● Prompt: Set down the data below without change, skipping the pictures it holds.

● Dataset:
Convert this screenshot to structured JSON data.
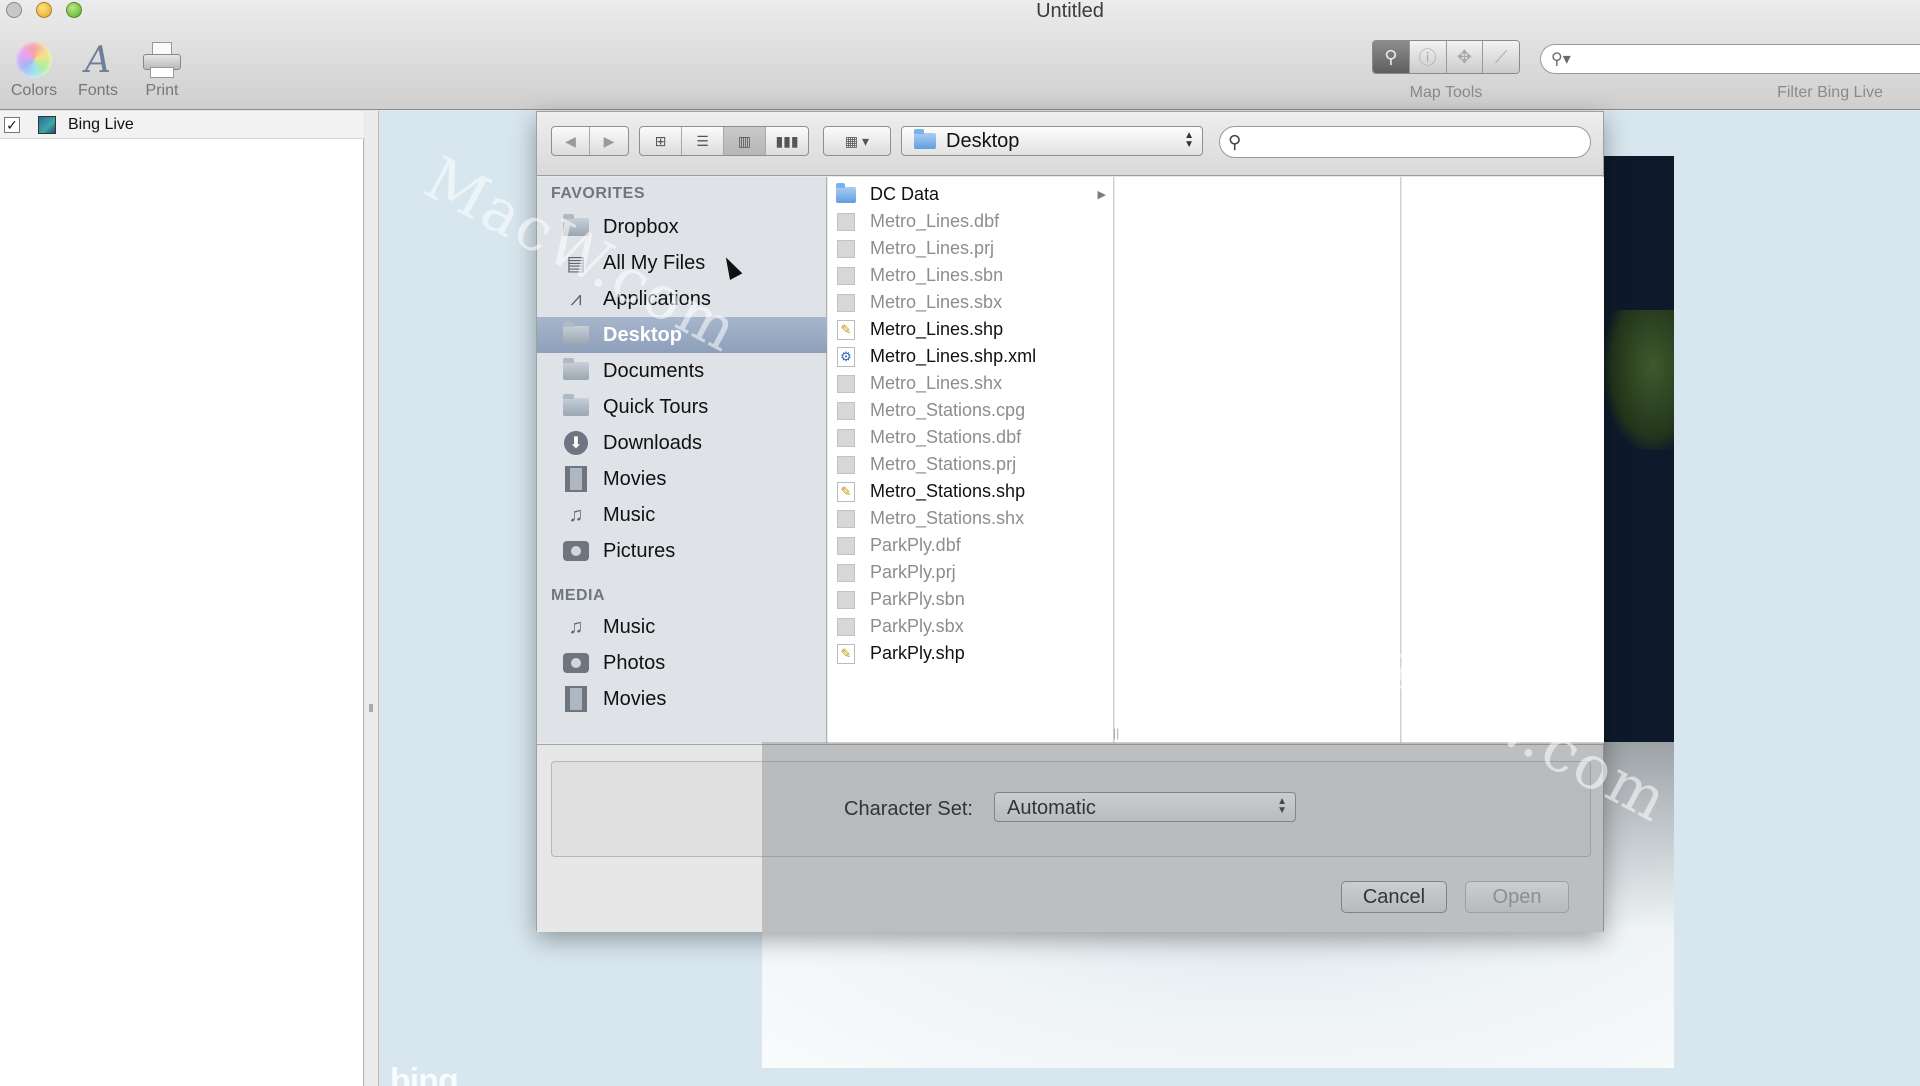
{
  "window": {
    "title": "Untitled"
  },
  "toolbar": {
    "colors_label": "Colors",
    "fonts_label": "Fonts",
    "print_label": "Print",
    "map_tools_label": "Map Tools",
    "map_tools": [
      {
        "icon": "magnifier-icon",
        "active": true
      },
      {
        "icon": "info-icon",
        "active": false
      },
      {
        "icon": "pan-icon",
        "active": false
      },
      {
        "icon": "measure-icon",
        "active": false
      }
    ],
    "filter_label": "Filter Bing Live",
    "filter_value": ""
  },
  "layers": [
    {
      "name": "Bing Live",
      "checked": true,
      "check_glyph": "✓"
    }
  ],
  "dialog": {
    "location": "Desktop",
    "search_value": "",
    "favorites_header": "FAVORITES",
    "favorites": [
      {
        "label": "Dropbox",
        "icon": "folder-icon"
      },
      {
        "label": "All My Files",
        "icon": "all-files-icon"
      },
      {
        "label": "Applications",
        "icon": "applications-icon"
      },
      {
        "label": "Desktop",
        "icon": "desktop-icon",
        "selected": true
      },
      {
        "label": "Documents",
        "icon": "documents-icon"
      },
      {
        "label": "Quick Tours",
        "icon": "folder-icon"
      },
      {
        "label": "Downloads",
        "icon": "downloads-icon"
      },
      {
        "label": "Movies",
        "icon": "movies-icon"
      },
      {
        "label": "Music",
        "icon": "music-icon"
      },
      {
        "label": "Pictures",
        "icon": "pictures-icon"
      }
    ],
    "media_header": "MEDIA",
    "media": [
      {
        "label": "Music",
        "icon": "music-icon"
      },
      {
        "label": "Photos",
        "icon": "photos-icon"
      },
      {
        "label": "Movies",
        "icon": "movies-icon"
      }
    ],
    "files": [
      {
        "name": "DC Data",
        "kind": "folder",
        "enabled": true
      },
      {
        "name": "Metro_Lines.dbf",
        "kind": "doc",
        "enabled": false
      },
      {
        "name": "Metro_Lines.prj",
        "kind": "doc",
        "enabled": false
      },
      {
        "name": "Metro_Lines.sbn",
        "kind": "doc",
        "enabled": false
      },
      {
        "name": "Metro_Lines.sbx",
        "kind": "doc",
        "enabled": false
      },
      {
        "name": "Metro_Lines.shp",
        "kind": "shp",
        "enabled": true
      },
      {
        "name": "Metro_Lines.shp.xml",
        "kind": "xml",
        "enabled": true
      },
      {
        "name": "Metro_Lines.shx",
        "kind": "doc",
        "enabled": false
      },
      {
        "name": "Metro_Stations.cpg",
        "kind": "doc",
        "enabled": false
      },
      {
        "name": "Metro_Stations.dbf",
        "kind": "doc",
        "enabled": false
      },
      {
        "name": "Metro_Stations.prj",
        "kind": "doc",
        "enabled": false
      },
      {
        "name": "Metro_Stations.shp",
        "kind": "shp",
        "enabled": true
      },
      {
        "name": "Metro_Stations.shx",
        "kind": "doc",
        "enabled": false
      },
      {
        "name": "ParkPly.dbf",
        "kind": "doc",
        "enabled": false
      },
      {
        "name": "ParkPly.prj",
        "kind": "doc",
        "enabled": false
      },
      {
        "name": "ParkPly.sbn",
        "kind": "doc",
        "enabled": false
      },
      {
        "name": "ParkPly.sbx",
        "kind": "doc",
        "enabled": false
      },
      {
        "name": "ParkPly.shp",
        "kind": "shp",
        "enabled": true
      }
    ],
    "charset_label": "Character Set:",
    "charset_value": "Automatic",
    "cancel_label": "Cancel",
    "open_label": "Open"
  },
  "map": {
    "logo_text": "bing"
  },
  "watermark": "MacW.com"
}
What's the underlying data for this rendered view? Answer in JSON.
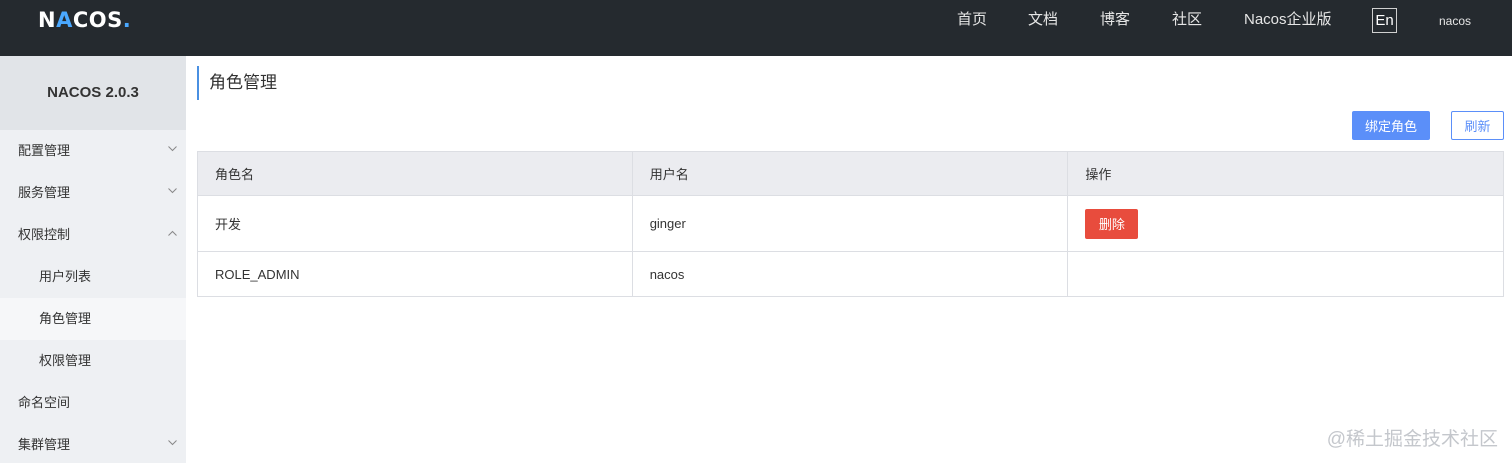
{
  "topbar": {
    "logo": {
      "part1": "N",
      "accent": "A",
      "part2": "COS",
      "dot": "."
    },
    "nav": [
      "首页",
      "文档",
      "博客",
      "社区",
      "Nacos企业版"
    ],
    "lang": "En",
    "user": "nacos"
  },
  "sidebar": {
    "brand": "NACOS 2.0.3",
    "items": [
      {
        "label": "配置管理"
      },
      {
        "label": "服务管理"
      },
      {
        "label": "权限控制"
      },
      {
        "label": "用户列表"
      },
      {
        "label": "角色管理"
      },
      {
        "label": "权限管理"
      },
      {
        "label": "命名空间"
      },
      {
        "label": "集群管理"
      }
    ]
  },
  "page": {
    "title": "角色管理",
    "bind_role_label": "绑定角色",
    "refresh_label": "刷新"
  },
  "table": {
    "headers": [
      "角色名",
      "用户名",
      "操作"
    ],
    "rows": [
      {
        "role": "开发",
        "user": "ginger",
        "action": "删除"
      },
      {
        "role": "ROLE_ADMIN",
        "user": "nacos"
      }
    ]
  },
  "watermark": "@稀土掘金技术社区",
  "colors": {
    "topbar_bg": "#252a2f",
    "primary": "#5b8ff9",
    "danger": "#e84c3d"
  }
}
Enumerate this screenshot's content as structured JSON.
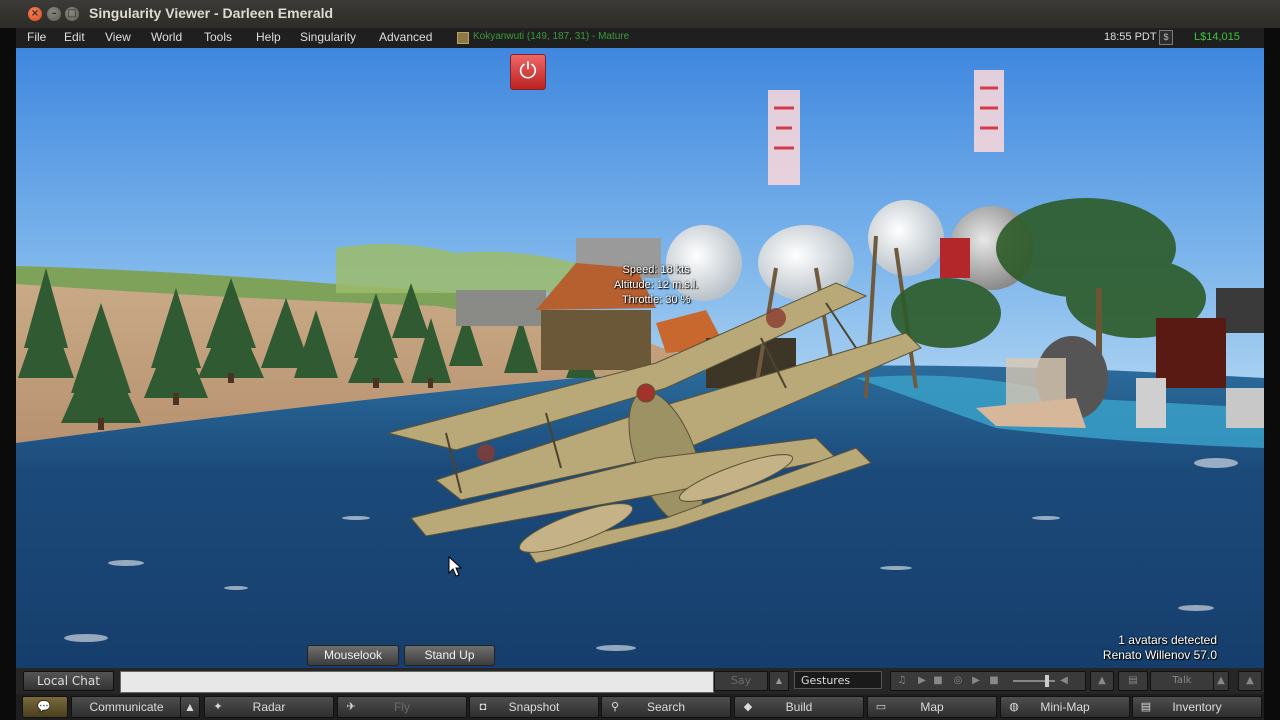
{
  "window": {
    "title": "Singularity Viewer - Darleen Emerald",
    "close_glyph": "×",
    "min_glyph": "–",
    "max_glyph": "□"
  },
  "menu": {
    "items": [
      "File",
      "Edit",
      "View",
      "World",
      "Tools",
      "Help",
      "Singularity",
      "Advanced"
    ],
    "parcel": "Kokyanwuti (149, 187, 31) - Mature",
    "time": "18:55 PDT",
    "money_icon": "$",
    "balance": "L$14,015"
  },
  "hud": {
    "speed": "Speed: 18 kts",
    "altitude": "Altitude: 12 m.s.l.",
    "throttle": "Throttle: 30 %",
    "power_glyph": "⏻"
  },
  "overlay": {
    "avatars_detected": "1 avatars detected",
    "avatar_name": "Renato Willenov 57.0"
  },
  "seat_buttons": {
    "mouselook": "Mouselook",
    "stand_up": "Stand Up"
  },
  "chat": {
    "local_chat": "Local Chat",
    "input_value": "",
    "say": "Say",
    "say_arrow": "▲",
    "gestures": "Gestures",
    "talk": "Talk",
    "up_arrow": "▲"
  },
  "toolbar": {
    "communicate": "Communicate",
    "communicate_arrow": "▲",
    "radar": "Radar",
    "fly": "Fly",
    "snapshot": "Snapshot",
    "search": "Search",
    "build": "Build",
    "map": "Map",
    "mini_map": "Mini-Map",
    "inventory": "Inventory"
  },
  "colors": {
    "balance_green": "#3ac53a",
    "parcel_green": "#3a9b3a",
    "power_red": "#cc3333"
  }
}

● Expected output:
Convert this screenshot to structured JSON data.
{
  "window": {
    "title": "Untitled"
  },
  "toolbar": {
    "colors_label": "Colors",
    "fonts_label": "Fonts",
    "print_label": "Print",
    "map_tools_label": "Map Tools",
    "map_tools": [
      {
        "icon": "magnifier-icon",
        "active": true
      },
      {
        "icon": "info-icon",
        "active": false
      },
      {
        "icon": "pan-icon",
        "active": false
      },
      {
        "icon": "measure-icon",
        "active": false
      }
    ],
    "filter_label": "Filter Bing Live",
    "filter_value": ""
  },
  "layers": [
    {
      "name": "Bing Live",
      "checked": true,
      "check_glyph": "✓"
    }
  ],
  "dialog": {
    "location": "Desktop",
    "search_value": "",
    "favorites_header": "FAVORITES",
    "favorites": [
      {
        "label": "Dropbox",
        "icon": "folder-icon"
      },
      {
        "label": "All My Files",
        "icon": "all-files-icon"
      },
      {
        "label": "Applications",
        "icon": "applications-icon"
      },
      {
        "label": "Desktop",
        "icon": "desktop-icon",
        "selected": true
      },
      {
        "label": "Documents",
        "icon": "documents-icon"
      },
      {
        "label": "Quick Tours",
        "icon": "folder-icon"
      },
      {
        "label": "Downloads",
        "icon": "downloads-icon"
      },
      {
        "label": "Movies",
        "icon": "movies-icon"
      },
      {
        "label": "Music",
        "icon": "music-icon"
      },
      {
        "label": "Pictures",
        "icon": "pictures-icon"
      }
    ],
    "media_header": "MEDIA",
    "media": [
      {
        "label": "Music",
        "icon": "music-icon"
      },
      {
        "label": "Photos",
        "icon": "photos-icon"
      },
      {
        "label": "Movies",
        "icon": "movies-icon"
      }
    ],
    "files": [
      {
        "name": "DC Data",
        "kind": "folder",
        "enabled": true
      },
      {
        "name": "Metro_Lines.dbf",
        "kind": "doc",
        "enabled": false
      },
      {
        "name": "Metro_Lines.prj",
        "kind": "doc",
        "enabled": false
      },
      {
        "name": "Metro_Lines.sbn",
        "kind": "doc",
        "enabled": false
      },
      {
        "name": "Metro_Lines.sbx",
        "kind": "doc",
        "enabled": false
      },
      {
        "name": "Metro_Lines.shp",
        "kind": "shp",
        "enabled": true
      },
      {
        "name": "Metro_Lines.shp.xml",
        "kind": "xml",
        "enabled": true
      },
      {
        "name": "Metro_Lines.shx",
        "kind": "doc",
        "enabled": false
      },
      {
        "name": "Metro_Stations.cpg",
        "kind": "doc",
        "enabled": false
      },
      {
        "name": "Metro_Stations.dbf",
        "kind": "doc",
        "enabled": false
      },
      {
        "name": "Metro_Stations.prj",
        "kind": "doc",
        "enabled": false
      },
      {
        "name": "Metro_Stations.shp",
        "kind": "shp",
        "enabled": true
      },
      {
        "name": "Metro_Stations.shx",
        "kind": "doc",
        "enabled": false
      },
      {
        "name": "ParkPly.dbf",
        "kind": "doc",
        "enabled": false
      },
      {
        "name": "ParkPly.prj",
        "kind": "doc",
        "enabled": false
      },
      {
        "name": "ParkPly.sbn",
        "kind": "doc",
        "enabled": false
      },
      {
        "name": "ParkPly.sbx",
        "kind": "doc",
        "enabled": false
      },
      {
        "name": "ParkPly.shp",
        "kind": "shp",
        "enabled": true
      }
    ],
    "charset_label": "Character Set:",
    "charset_value": "Automatic",
    "cancel_label": "Cancel",
    "open_label": "Open"
  },
  "map": {
    "logo_text": "bing"
  },
  "watermark": "MacW.com"
}
What's the underlying data for this rendered view? Answer in JSON.
{
  "topbar": {
    "logo": {
      "part1": "N",
      "accent": "A",
      "part2": "COS",
      "dot": "."
    },
    "nav": [
      "首页",
      "文档",
      "博客",
      "社区",
      "Nacos企业版"
    ],
    "lang": "En",
    "user": "nacos"
  },
  "sidebar": {
    "brand": "NACOS 2.0.3",
    "items": [
      {
        "label": "配置管理"
      },
      {
        "label": "服务管理"
      },
      {
        "label": "权限控制"
      },
      {
        "label": "用户列表"
      },
      {
        "label": "角色管理"
      },
      {
        "label": "权限管理"
      },
      {
        "label": "命名空间"
      },
      {
        "label": "集群管理"
      }
    ]
  },
  "page": {
    "title": "角色管理",
    "bind_role_label": "绑定角色",
    "refresh_label": "刷新"
  },
  "table": {
    "headers": [
      "角色名",
      "用户名",
      "操作"
    ],
    "rows": [
      {
        "role": "开发",
        "user": "ginger",
        "action": "删除"
      },
      {
        "role": "ROLE_ADMIN",
        "user": "nacos"
      }
    ]
  },
  "watermark": "@稀土掘金技术社区",
  "colors": {
    "topbar_bg": "#252a2f",
    "primary": "#5b8ff9",
    "danger": "#e84c3d"
  }
}
Enumerate this screenshot's content as structured JSON.
{
  "window": {
    "title": "Singularity Viewer - Darleen Emerald",
    "close_glyph": "×",
    "min_glyph": "–",
    "max_glyph": "□"
  },
  "menu": {
    "items": [
      "File",
      "Edit",
      "View",
      "World",
      "Tools",
      "Help",
      "Singularity",
      "Advanced"
    ],
    "parcel": "Kokyanwuti (149, 187, 31) - Mature",
    "time": "18:55 PDT",
    "money_icon": "$",
    "balance": "L$14,015"
  },
  "hud": {
    "speed": "Speed: 18 kts",
    "altitude": "Altitude: 12 m.s.l.",
    "throttle": "Throttle: 30 %",
    "power_glyph": "⏻"
  },
  "overlay": {
    "avatars_detected": "1 avatars detected",
    "avatar_name": "Renato Willenov 57.0"
  },
  "seat_buttons": {
    "mouselook": "Mouselook",
    "stand_up": "Stand Up"
  },
  "chat": {
    "local_chat": "Local Chat",
    "input_value": "",
    "say": "Say",
    "say_arrow": "▲",
    "gestures": "Gestures",
    "talk": "Talk",
    "up_arrow": "▲"
  },
  "toolbar": {
    "communicate": "Communicate",
    "communicate_arrow": "▲",
    "radar": "Radar",
    "fly": "Fly",
    "snapshot": "Snapshot",
    "search": "Search",
    "build": "Build",
    "map": "Map",
    "mini_map": "Mini-Map",
    "inventory": "Inventory"
  },
  "colors": {
    "balance_green": "#3ac53a",
    "parcel_green": "#3a9b3a",
    "power_red": "#cc3333"
  }
}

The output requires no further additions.